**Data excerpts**
* * * * * * * * *
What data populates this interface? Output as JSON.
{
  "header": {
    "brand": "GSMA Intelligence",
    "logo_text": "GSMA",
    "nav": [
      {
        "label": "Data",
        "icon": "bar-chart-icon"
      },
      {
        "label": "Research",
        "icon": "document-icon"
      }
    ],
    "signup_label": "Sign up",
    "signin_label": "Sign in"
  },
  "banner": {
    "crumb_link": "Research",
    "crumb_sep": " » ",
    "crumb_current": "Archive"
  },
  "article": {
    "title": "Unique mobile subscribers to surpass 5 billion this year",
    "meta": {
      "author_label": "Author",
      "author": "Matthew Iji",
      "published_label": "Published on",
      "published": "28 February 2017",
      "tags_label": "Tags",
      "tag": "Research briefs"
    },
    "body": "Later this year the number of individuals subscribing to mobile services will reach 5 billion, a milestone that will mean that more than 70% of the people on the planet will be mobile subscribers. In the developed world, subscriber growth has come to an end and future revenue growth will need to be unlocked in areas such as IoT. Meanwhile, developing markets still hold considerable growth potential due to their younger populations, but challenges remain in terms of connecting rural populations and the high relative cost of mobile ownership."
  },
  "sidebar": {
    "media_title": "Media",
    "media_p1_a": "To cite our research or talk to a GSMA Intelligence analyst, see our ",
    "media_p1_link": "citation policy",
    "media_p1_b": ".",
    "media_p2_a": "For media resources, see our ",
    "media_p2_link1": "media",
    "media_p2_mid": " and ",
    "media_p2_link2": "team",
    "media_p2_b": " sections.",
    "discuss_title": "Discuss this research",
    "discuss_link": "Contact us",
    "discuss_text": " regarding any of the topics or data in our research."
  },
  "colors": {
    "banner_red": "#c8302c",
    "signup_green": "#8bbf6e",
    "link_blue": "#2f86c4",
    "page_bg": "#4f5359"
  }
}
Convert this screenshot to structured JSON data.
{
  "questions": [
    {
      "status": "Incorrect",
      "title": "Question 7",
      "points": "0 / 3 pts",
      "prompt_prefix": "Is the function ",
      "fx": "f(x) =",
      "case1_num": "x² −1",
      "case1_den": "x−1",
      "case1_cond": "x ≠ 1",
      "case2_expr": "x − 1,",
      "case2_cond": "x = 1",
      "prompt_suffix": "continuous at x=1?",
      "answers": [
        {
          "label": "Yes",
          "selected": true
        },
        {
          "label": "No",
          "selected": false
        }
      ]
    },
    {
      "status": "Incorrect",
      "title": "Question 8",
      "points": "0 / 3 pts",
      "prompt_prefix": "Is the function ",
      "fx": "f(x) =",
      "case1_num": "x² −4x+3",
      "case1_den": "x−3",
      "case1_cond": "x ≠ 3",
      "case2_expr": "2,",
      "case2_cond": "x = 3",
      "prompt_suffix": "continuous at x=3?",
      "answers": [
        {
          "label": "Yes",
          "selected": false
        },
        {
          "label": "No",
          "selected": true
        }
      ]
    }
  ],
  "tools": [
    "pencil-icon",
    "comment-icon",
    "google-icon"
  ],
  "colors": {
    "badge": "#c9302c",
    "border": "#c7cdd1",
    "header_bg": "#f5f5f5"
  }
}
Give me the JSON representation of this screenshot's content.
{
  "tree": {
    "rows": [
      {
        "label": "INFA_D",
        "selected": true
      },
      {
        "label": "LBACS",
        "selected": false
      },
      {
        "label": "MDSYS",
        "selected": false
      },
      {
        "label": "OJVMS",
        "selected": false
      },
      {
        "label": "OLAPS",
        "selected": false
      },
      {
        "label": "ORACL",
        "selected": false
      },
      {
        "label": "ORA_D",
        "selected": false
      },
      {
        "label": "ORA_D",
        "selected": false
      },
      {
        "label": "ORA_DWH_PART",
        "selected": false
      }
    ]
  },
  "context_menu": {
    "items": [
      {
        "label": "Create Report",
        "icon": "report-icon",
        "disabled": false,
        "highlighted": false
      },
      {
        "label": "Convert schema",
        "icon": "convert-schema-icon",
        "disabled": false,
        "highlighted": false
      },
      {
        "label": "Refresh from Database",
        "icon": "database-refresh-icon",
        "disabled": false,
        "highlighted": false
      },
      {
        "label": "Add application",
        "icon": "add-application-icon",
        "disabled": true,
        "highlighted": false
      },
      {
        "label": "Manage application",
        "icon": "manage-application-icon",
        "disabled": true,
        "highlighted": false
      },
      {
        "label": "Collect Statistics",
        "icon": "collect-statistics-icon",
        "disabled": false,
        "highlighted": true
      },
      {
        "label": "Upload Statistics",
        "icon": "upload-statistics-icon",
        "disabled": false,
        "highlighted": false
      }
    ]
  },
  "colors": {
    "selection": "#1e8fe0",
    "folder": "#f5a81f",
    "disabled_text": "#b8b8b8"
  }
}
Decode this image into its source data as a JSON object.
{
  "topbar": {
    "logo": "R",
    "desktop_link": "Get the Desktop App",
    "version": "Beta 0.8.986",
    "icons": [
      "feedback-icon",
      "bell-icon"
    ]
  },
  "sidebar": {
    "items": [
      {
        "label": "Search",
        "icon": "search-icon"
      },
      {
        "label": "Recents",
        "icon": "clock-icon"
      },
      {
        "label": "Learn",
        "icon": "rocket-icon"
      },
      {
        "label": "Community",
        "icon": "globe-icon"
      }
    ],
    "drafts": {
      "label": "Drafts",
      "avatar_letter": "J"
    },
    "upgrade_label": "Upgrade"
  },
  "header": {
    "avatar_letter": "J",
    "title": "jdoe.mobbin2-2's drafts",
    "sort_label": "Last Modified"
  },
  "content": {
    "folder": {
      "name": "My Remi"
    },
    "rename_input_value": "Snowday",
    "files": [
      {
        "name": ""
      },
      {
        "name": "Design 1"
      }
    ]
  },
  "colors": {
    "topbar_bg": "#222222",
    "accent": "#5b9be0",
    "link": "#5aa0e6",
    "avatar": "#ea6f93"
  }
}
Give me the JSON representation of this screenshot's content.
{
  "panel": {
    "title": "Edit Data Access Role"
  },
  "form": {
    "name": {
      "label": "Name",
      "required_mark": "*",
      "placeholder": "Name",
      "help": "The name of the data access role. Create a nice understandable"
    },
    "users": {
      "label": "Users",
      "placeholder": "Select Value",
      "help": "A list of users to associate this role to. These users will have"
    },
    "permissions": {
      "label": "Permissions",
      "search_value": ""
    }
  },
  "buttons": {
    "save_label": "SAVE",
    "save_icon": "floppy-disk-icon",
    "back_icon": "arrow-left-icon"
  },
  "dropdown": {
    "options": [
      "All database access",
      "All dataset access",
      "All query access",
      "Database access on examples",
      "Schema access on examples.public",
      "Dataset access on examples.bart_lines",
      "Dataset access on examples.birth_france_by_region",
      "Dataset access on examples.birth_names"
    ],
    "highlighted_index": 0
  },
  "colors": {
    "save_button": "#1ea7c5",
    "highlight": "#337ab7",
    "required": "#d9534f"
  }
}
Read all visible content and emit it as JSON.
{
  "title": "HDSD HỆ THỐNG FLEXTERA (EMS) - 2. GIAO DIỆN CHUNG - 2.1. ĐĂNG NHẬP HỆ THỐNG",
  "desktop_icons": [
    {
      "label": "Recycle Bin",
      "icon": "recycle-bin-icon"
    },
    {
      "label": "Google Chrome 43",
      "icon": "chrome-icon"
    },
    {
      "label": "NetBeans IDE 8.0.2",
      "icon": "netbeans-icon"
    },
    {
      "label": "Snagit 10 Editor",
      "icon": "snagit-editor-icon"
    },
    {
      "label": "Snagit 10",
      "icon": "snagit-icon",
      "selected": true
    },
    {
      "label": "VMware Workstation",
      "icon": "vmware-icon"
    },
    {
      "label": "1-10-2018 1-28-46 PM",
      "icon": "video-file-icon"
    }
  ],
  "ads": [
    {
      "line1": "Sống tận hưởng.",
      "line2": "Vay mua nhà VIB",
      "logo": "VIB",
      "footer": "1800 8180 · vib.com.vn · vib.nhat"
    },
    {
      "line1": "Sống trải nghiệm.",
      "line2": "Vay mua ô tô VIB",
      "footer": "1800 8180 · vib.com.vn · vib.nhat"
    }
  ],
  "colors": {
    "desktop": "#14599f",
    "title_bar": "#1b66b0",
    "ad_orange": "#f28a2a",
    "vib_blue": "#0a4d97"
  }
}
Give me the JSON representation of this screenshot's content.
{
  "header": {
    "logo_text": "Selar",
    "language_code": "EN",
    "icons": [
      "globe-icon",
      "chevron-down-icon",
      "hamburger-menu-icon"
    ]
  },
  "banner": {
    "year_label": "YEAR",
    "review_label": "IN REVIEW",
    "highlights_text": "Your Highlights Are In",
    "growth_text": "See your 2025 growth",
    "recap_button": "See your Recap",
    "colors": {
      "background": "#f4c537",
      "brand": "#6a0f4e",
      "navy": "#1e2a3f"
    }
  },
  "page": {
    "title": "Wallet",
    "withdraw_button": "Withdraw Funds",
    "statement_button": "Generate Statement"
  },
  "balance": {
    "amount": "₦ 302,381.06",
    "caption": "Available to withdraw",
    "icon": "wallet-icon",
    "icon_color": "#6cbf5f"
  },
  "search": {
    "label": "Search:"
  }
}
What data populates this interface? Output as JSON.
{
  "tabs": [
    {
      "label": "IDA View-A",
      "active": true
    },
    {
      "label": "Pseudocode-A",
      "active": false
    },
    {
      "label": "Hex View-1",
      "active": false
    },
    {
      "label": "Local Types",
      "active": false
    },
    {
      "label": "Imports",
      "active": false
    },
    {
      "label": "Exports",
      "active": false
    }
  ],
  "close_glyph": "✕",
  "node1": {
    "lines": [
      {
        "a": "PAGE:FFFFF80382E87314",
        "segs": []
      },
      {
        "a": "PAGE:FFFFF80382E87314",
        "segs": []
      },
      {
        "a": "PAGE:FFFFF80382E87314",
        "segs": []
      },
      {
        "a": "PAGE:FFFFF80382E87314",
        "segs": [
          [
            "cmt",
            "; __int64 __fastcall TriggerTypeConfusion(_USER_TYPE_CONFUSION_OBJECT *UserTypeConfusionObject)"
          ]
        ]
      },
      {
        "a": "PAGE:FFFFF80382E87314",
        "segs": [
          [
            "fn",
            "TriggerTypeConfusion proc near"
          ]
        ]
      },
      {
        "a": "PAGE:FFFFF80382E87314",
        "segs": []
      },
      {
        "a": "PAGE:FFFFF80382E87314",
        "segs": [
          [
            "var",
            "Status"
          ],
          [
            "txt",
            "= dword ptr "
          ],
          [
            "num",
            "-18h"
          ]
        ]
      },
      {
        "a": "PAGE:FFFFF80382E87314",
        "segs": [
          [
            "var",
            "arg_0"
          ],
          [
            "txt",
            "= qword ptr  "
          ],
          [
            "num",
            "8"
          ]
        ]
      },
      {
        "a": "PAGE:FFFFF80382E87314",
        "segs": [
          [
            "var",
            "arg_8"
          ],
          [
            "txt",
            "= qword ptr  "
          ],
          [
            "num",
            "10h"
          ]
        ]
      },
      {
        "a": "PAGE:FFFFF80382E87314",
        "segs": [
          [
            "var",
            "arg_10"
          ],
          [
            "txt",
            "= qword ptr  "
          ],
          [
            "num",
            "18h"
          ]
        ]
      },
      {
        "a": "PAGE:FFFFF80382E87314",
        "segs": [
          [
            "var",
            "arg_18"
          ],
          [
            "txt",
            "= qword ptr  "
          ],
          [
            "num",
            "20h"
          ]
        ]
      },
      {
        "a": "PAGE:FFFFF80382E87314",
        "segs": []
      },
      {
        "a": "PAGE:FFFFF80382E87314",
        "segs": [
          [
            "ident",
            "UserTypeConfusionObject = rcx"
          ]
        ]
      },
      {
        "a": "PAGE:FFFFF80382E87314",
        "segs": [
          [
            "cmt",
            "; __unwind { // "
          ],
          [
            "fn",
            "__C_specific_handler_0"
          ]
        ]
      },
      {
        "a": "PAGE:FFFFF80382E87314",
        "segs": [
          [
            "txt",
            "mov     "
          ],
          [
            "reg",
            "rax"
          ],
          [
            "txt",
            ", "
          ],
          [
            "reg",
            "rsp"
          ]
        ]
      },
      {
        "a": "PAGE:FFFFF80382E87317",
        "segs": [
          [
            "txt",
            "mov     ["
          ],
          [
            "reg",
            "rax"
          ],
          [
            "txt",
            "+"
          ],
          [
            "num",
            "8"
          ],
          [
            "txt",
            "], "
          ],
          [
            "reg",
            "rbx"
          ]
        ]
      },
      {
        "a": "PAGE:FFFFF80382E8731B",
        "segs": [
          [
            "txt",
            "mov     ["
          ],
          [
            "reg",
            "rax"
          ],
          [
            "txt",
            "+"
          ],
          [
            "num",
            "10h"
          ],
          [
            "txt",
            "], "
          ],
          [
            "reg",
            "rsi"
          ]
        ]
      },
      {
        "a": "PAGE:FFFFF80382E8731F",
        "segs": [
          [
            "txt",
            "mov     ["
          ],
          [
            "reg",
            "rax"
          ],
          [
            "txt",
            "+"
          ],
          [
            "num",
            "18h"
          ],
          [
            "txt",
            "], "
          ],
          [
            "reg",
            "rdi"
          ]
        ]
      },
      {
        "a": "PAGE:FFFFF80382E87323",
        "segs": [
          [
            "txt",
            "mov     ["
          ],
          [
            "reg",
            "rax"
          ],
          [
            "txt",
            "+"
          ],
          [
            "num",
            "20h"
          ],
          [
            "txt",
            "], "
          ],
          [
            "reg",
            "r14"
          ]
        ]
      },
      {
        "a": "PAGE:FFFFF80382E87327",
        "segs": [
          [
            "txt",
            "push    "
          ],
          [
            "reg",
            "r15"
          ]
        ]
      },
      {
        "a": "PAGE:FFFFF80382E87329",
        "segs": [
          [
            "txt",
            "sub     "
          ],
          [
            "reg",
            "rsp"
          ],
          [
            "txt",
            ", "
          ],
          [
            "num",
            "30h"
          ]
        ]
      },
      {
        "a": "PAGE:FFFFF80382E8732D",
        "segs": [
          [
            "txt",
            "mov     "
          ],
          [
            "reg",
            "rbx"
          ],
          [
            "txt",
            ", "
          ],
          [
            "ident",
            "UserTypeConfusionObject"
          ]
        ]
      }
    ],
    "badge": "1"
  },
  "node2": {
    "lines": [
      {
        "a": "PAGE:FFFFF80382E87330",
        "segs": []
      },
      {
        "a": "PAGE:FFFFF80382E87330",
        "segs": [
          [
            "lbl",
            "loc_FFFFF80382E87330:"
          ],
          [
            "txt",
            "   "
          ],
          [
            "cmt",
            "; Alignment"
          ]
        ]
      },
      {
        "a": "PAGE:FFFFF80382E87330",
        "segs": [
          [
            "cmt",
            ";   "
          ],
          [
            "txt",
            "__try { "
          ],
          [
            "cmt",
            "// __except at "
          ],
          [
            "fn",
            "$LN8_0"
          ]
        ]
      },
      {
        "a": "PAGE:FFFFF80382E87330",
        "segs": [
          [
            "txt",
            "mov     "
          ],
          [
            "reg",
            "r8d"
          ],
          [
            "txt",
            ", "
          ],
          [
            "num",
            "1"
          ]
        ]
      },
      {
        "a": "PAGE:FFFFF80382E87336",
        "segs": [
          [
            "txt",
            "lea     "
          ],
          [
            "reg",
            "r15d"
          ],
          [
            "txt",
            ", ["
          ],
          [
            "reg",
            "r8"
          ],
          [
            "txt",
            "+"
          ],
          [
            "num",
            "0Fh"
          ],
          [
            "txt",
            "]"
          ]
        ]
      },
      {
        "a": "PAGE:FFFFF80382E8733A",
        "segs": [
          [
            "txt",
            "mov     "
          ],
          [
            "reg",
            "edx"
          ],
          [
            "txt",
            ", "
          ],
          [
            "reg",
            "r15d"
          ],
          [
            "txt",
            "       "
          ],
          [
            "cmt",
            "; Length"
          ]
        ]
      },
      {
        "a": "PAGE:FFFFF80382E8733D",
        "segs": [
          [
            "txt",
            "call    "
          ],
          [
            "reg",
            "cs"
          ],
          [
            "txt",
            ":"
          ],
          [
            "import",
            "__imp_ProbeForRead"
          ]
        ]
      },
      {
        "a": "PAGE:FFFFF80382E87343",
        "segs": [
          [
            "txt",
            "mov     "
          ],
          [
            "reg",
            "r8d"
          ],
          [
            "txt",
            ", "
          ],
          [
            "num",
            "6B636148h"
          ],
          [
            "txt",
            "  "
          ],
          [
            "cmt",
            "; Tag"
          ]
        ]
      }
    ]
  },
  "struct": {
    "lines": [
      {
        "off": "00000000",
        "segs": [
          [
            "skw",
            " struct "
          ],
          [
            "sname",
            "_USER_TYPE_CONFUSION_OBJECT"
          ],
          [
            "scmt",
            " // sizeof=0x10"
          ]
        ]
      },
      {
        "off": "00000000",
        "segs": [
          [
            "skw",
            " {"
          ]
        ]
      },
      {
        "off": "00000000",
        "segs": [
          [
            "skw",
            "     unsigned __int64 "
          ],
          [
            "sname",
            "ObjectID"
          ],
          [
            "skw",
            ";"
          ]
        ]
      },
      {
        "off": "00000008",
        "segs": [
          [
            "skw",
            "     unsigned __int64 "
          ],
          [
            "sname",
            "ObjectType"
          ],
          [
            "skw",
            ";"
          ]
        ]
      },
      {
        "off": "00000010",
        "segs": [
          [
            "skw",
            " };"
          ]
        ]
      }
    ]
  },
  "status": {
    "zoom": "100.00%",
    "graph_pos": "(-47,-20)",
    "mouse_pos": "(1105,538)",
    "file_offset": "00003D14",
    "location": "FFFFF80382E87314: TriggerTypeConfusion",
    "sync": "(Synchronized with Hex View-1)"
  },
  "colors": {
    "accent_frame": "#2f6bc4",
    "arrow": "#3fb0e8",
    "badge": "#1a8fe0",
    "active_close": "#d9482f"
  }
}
* * * * * * * * *
**AIM**
Find every line in the records that has the string "GSMA", then state how many there are and nothing else.

**WRITTEN SOLUTION**
3